## What is expected
Each entry below is to be extracted exactly.

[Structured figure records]
# # # # # # #

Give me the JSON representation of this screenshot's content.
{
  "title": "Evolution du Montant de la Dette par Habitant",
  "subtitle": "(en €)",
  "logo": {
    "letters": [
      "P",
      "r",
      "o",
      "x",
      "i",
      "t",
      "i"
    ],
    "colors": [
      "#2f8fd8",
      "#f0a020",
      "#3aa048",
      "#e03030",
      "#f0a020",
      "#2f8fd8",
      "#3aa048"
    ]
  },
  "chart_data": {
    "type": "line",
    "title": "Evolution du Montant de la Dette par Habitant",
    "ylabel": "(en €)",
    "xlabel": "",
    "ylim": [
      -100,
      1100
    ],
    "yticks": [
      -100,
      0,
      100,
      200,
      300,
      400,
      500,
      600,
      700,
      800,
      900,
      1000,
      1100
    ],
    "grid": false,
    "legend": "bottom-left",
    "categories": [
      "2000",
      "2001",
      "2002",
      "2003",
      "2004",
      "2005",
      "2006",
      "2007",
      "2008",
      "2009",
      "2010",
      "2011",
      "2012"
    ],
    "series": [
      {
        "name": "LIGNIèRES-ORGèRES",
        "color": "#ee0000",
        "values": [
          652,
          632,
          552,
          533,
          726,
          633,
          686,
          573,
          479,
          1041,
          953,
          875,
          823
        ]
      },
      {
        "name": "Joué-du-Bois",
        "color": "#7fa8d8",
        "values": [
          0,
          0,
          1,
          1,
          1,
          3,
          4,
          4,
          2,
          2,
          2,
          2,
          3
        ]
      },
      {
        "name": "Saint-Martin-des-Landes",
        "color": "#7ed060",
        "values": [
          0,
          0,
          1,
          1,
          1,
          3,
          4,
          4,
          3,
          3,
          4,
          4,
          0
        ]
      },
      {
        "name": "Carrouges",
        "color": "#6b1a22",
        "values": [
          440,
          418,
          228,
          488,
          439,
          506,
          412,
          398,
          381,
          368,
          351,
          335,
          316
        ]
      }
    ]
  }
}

# # # # # # #

## Exercise solution
Give me the JSON representation of this screenshot's content.
{
  "title": "Evolution du Montant de la Dette par Habitant",
  "subtitle": "(en €)",
  "logo": {
    "letters": [
      "P",
      "r",
      "o",
      "x",
      "i",
      "t",
      "i"
    ],
    "colors": [
      "#2f8fd8",
      "#f0a020",
      "#3aa048",
      "#e03030",
      "#f0a020",
      "#2f8fd8",
      "#3aa048"
    ]
  },
  "chart_data": {
    "type": "line",
    "title": "Evolution du Montant de la Dette par Habitant",
    "ylabel": "(en €)",
    "xlabel": "",
    "ylim": [
      -100,
      1100
    ],
    "yticks": [
      -100,
      0,
      100,
      200,
      300,
      400,
      500,
      600,
      700,
      800,
      900,
      1000,
      1100
    ],
    "grid": false,
    "legend": "bottom-left",
    "categories": [
      "2000",
      "2001",
      "2002",
      "2003",
      "2004",
      "2005",
      "2006",
      "2007",
      "2008",
      "2009",
      "2010",
      "2011",
      "2012"
    ],
    "series": [
      {
        "name": "LIGNIèRES-ORGèRES",
        "color": "#ee0000",
        "values": [
          652,
          632,
          552,
          533,
          726,
          633,
          686,
          573,
          479,
          1041,
          953,
          875,
          823
        ]
      },
      {
        "name": "Joué-du-Bois",
        "color": "#7fa8d8",
        "values": [
          0,
          0,
          1,
          1,
          1,
          3,
          4,
          4,
          2,
          2,
          2,
          2,
          3
        ]
      },
      {
        "name": "Saint-Martin-des-Landes",
        "color": "#7ed060",
        "values": [
          0,
          0,
          1,
          1,
          1,
          3,
          4,
          4,
          3,
          3,
          4,
          4,
          0
        ]
      },
      {
        "name": "Carrouges",
        "color": "#6b1a22",
        "values": [
          440,
          418,
          228,
          488,
          439,
          506,
          412,
          398,
          381,
          368,
          351,
          335,
          316
        ]
      }
    ]
  }
}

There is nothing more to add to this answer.